* start *

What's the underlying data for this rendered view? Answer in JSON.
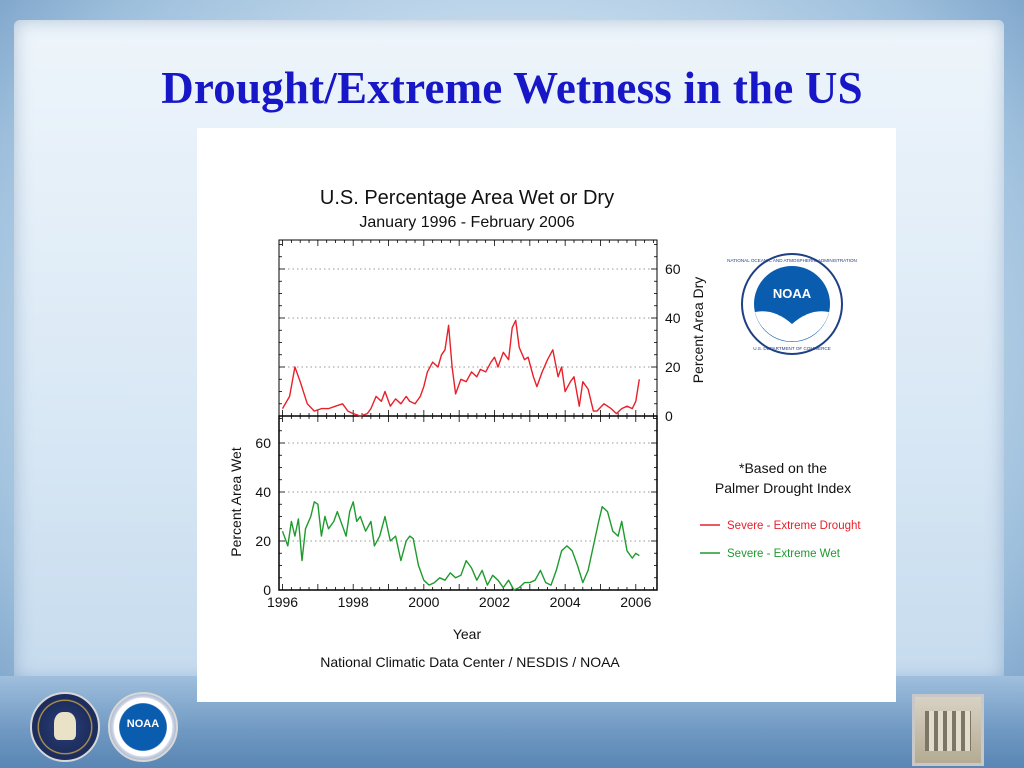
{
  "slide": {
    "title": "Drought/Extreme Wetness in the US"
  },
  "logos": {
    "noaa_text": "NOAA",
    "noaa_ring_text": "NATIONAL OCEANIC AND ATMOSPHERIC ADMINISTRATION",
    "noaa_bottom_text": "U.S. DEPARTMENT OF COMMERCE"
  },
  "colors": {
    "title": "#1717c8",
    "dry": "#e8202a",
    "wet": "#1f9a2e"
  },
  "chart_data": {
    "type": "line",
    "title": "U.S. Percentage Area Wet or Dry",
    "subtitle": "January 1996 - February  2006",
    "xlabel": "Year",
    "source": "National Climatic Data Center / NESDIS / NOAA",
    "note_line1": "*Based on the",
    "note_line2": "Palmer Drought Index",
    "grid": "dotted horizontal",
    "legend_placement": "right",
    "x_ticks": [
      "1996",
      "1998",
      "2000",
      "2002",
      "2004",
      "2006"
    ],
    "xlim": [
      1995.9,
      2006.6
    ],
    "panels": [
      {
        "ylabel": "Percent Area Dry",
        "y_axis_side": "right",
        "ylim": [
          0,
          70
        ],
        "y_ticks": [
          "0",
          "20",
          "40",
          "60"
        ],
        "series": [
          {
            "name": "Severe - Extreme Drought",
            "color": "#e8202a",
            "x": [
              1996.0,
              1996.2,
              1996.35,
              1996.5,
              1996.7,
              1996.9,
              1997.1,
              1997.3,
              1997.5,
              1997.7,
              1997.85,
              1998.0,
              1998.2,
              1998.4,
              1998.5,
              1998.65,
              1998.8,
              1998.9,
              1999.05,
              1999.2,
              1999.35,
              1999.5,
              1999.6,
              1999.75,
              1999.9,
              2000.0,
              2000.1,
              2000.25,
              2000.4,
              2000.5,
              2000.6,
              2000.7,
              2000.8,
              2000.9,
              2001.05,
              2001.2,
              2001.35,
              2001.5,
              2001.6,
              2001.75,
              2001.9,
              2002.0,
              2002.1,
              2002.25,
              2002.4,
              2002.5,
              2002.6,
              2002.7,
              2002.85,
              2002.95,
              2003.1,
              2003.2,
              2003.35,
              2003.5,
              2003.65,
              2003.8,
              2003.9,
              2004.0,
              2004.15,
              2004.25,
              2004.4,
              2004.5,
              2004.65,
              2004.8,
              2004.9,
              2005.1,
              2005.3,
              2005.45,
              2005.6,
              2005.75,
              2005.9,
              2006.0,
              2006.1
            ],
            "values": [
              3,
              8,
              20,
              14,
              5,
              2,
              3,
              3,
              4,
              5,
              2,
              1,
              0,
              1,
              3,
              8,
              6,
              10,
              4,
              7,
              5,
              8,
              6,
              5,
              8,
              12,
              18,
              22,
              20,
              25,
              27,
              37,
              20,
              9,
              15,
              14,
              18,
              16,
              19,
              18,
              22,
              24,
              20,
              26,
              23,
              36,
              39,
              28,
              23,
              24,
              16,
              12,
              18,
              23,
              27,
              16,
              20,
              10,
              14,
              16,
              4,
              14,
              11,
              2,
              2,
              5,
              3,
              1,
              3,
              4,
              3,
              6,
              15
            ]
          }
        ]
      },
      {
        "ylabel": "Percent Area Wet",
        "y_axis_side": "left",
        "ylim": [
          0,
          70
        ],
        "y_ticks": [
          "0",
          "20",
          "40",
          "60"
        ],
        "series": [
          {
            "name": "Severe - Extreme Wet",
            "color": "#1f9a2e",
            "x": [
              1996.0,
              1996.15,
              1996.25,
              1996.35,
              1996.45,
              1996.55,
              1996.65,
              1996.8,
              1996.9,
              1997.0,
              1997.1,
              1997.2,
              1997.3,
              1997.45,
              1997.55,
              1997.7,
              1997.8,
              1997.9,
              1998.0,
              1998.1,
              1998.2,
              1998.35,
              1998.5,
              1998.6,
              1998.75,
              1998.9,
              1999.05,
              1999.2,
              1999.35,
              1999.5,
              1999.6,
              1999.7,
              1999.85,
              2000.0,
              2000.15,
              2000.3,
              2000.45,
              2000.6,
              2000.75,
              2000.9,
              2001.05,
              2001.2,
              2001.35,
              2001.5,
              2001.65,
              2001.8,
              2001.95,
              2002.1,
              2002.25,
              2002.4,
              2002.55,
              2002.7,
              2002.85,
              2003.0,
              2003.15,
              2003.3,
              2003.45,
              2003.6,
              2003.75,
              2003.9,
              2004.05,
              2004.2,
              2004.35,
              2004.5,
              2004.65,
              2004.8,
              2004.95,
              2005.05,
              2005.2,
              2005.35,
              2005.5,
              2005.6,
              2005.75,
              2005.9,
              2006.0,
              2006.1
            ],
            "values": [
              24,
              18,
              28,
              22,
              29,
              12,
              25,
              30,
              36,
              35,
              22,
              30,
              25,
              28,
              32,
              26,
              22,
              32,
              36,
              28,
              30,
              24,
              28,
              18,
              22,
              30,
              20,
              22,
              12,
              20,
              22,
              21,
              10,
              4,
              2,
              3,
              5,
              4,
              7,
              5,
              6,
              12,
              9,
              4,
              8,
              2,
              6,
              4,
              1,
              4,
              0,
              1,
              3,
              3,
              4,
              8,
              3,
              2,
              8,
              16,
              18,
              16,
              10,
              3,
              8,
              18,
              28,
              34,
              32,
              24,
              22,
              28,
              16,
              13,
              15,
              14
            ]
          }
        ]
      }
    ]
  }
}
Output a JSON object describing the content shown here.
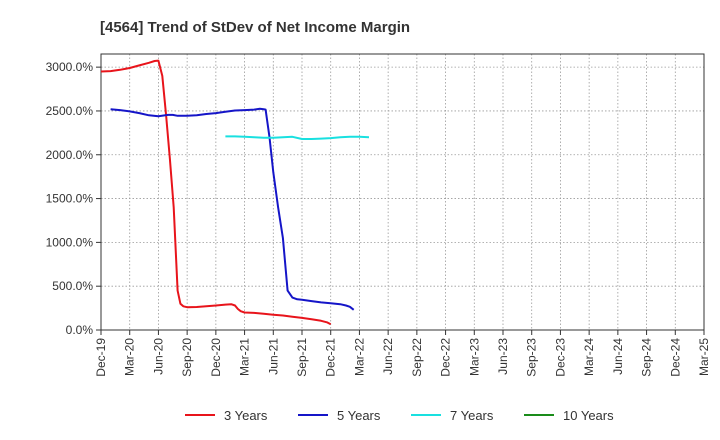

* end *

» PROBLEM TO WORK ON
Search the entries for the word "ylabel", then list each line that holds it.

» EXERCISE RESPONSE
        "ylabel": "Percent Area Dry",
        "ylabel": "Percent Area Wet",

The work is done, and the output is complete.